◆ **What to work on**: From the entries below, extract every line that includes the word "扶贫资金主要来源是税收".

◆ **Data to process**:
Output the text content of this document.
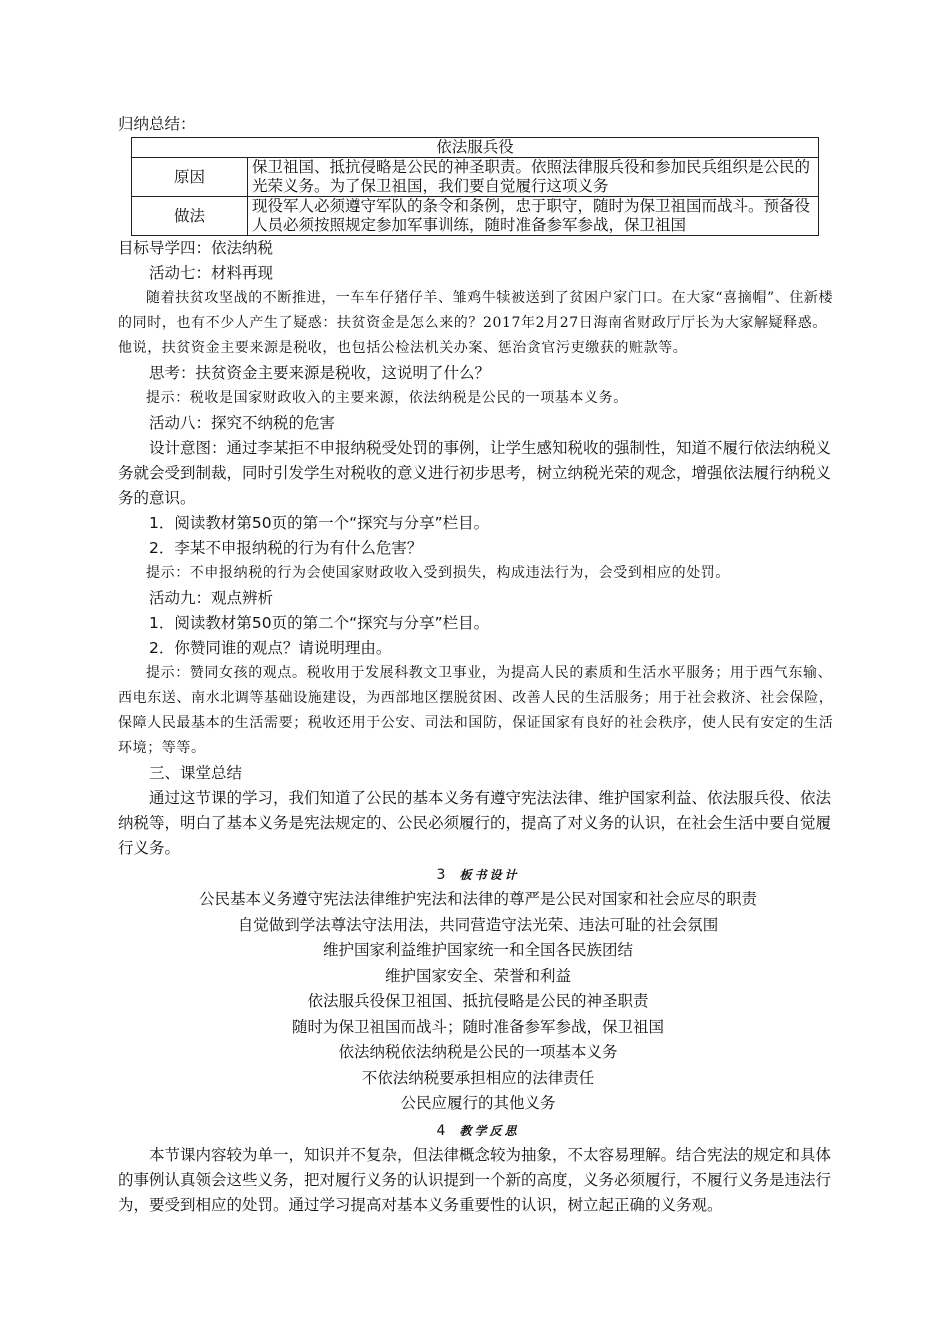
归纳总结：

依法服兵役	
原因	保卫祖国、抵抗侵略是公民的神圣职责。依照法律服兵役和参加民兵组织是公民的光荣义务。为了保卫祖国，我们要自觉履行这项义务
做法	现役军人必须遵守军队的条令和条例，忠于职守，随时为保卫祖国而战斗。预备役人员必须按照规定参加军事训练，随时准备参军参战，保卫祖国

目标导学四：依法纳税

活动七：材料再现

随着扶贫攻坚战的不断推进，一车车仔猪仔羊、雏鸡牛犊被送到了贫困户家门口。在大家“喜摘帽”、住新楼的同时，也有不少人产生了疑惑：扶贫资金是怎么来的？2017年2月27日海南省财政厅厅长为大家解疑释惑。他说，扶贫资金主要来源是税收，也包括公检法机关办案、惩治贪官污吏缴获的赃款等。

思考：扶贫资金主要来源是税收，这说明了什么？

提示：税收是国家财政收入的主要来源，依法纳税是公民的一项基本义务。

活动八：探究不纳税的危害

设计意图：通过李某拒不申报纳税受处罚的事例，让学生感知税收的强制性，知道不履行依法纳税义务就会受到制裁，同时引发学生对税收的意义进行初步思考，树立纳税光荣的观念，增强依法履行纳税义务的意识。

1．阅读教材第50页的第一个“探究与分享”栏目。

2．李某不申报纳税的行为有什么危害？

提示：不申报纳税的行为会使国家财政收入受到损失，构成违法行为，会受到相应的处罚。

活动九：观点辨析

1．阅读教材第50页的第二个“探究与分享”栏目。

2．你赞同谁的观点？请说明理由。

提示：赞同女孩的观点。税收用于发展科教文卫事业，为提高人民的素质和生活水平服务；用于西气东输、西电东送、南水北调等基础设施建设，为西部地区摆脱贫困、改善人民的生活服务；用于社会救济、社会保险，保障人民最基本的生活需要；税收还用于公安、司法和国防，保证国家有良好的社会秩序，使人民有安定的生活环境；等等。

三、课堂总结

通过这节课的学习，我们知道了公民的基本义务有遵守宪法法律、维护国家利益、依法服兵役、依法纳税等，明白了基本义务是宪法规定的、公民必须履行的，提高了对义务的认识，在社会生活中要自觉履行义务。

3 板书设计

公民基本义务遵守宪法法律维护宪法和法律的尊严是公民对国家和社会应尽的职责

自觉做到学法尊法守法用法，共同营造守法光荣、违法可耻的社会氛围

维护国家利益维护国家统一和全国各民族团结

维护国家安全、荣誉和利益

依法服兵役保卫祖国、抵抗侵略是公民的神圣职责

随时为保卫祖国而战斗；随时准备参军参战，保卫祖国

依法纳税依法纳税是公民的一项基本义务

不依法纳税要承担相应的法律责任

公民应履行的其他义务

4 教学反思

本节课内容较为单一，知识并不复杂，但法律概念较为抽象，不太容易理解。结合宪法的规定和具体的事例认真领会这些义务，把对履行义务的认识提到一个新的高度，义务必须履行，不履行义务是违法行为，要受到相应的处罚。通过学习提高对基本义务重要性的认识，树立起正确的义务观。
...
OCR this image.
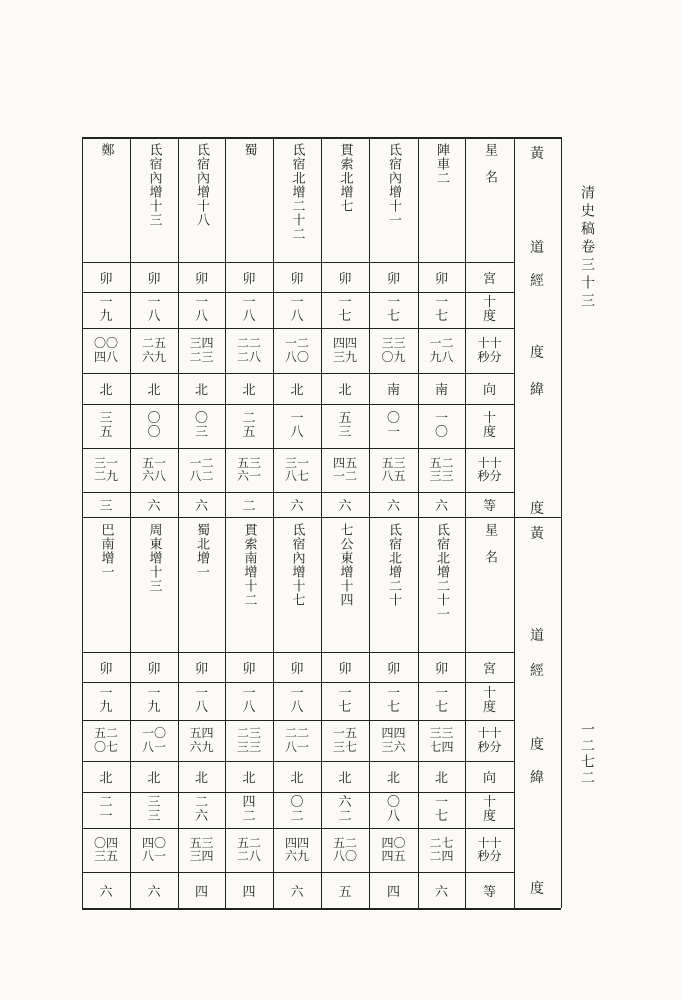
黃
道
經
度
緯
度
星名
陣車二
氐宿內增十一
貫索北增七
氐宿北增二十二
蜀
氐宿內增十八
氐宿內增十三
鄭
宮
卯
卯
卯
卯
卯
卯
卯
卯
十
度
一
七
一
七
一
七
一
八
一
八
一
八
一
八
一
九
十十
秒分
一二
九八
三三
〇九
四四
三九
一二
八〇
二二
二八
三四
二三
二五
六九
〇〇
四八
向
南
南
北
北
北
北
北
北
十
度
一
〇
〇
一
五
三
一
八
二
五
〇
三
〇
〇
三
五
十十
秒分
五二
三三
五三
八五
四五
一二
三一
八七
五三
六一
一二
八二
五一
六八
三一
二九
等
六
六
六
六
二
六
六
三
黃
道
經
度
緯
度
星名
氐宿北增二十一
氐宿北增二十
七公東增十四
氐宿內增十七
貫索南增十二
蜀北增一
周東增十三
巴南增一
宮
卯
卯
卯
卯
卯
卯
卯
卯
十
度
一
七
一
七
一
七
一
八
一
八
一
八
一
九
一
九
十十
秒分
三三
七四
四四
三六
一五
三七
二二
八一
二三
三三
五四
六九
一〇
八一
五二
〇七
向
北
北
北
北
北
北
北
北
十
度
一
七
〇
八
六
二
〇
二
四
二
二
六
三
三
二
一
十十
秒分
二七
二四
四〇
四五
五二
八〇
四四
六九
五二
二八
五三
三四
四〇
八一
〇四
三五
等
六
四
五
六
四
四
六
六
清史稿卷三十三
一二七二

◆ **Output for this task**:
随着扶贫攻坚战的不断推进，一车车仔猪仔羊、雏鸡牛犊被送到了贫困户家门口。在大家“喜摘帽”、住新楼的同时，也有不少人产生了疑惑：扶贫资金是怎么来的？2017年2月27日海南省财政厅厅长为大家解疑释惑。他说，扶贫资金主要来源是税收，也包括公检法机关办案、惩治贪官污吏缴获的赃款等。
思考：扶贫资金主要来源是税收，这说明了什么？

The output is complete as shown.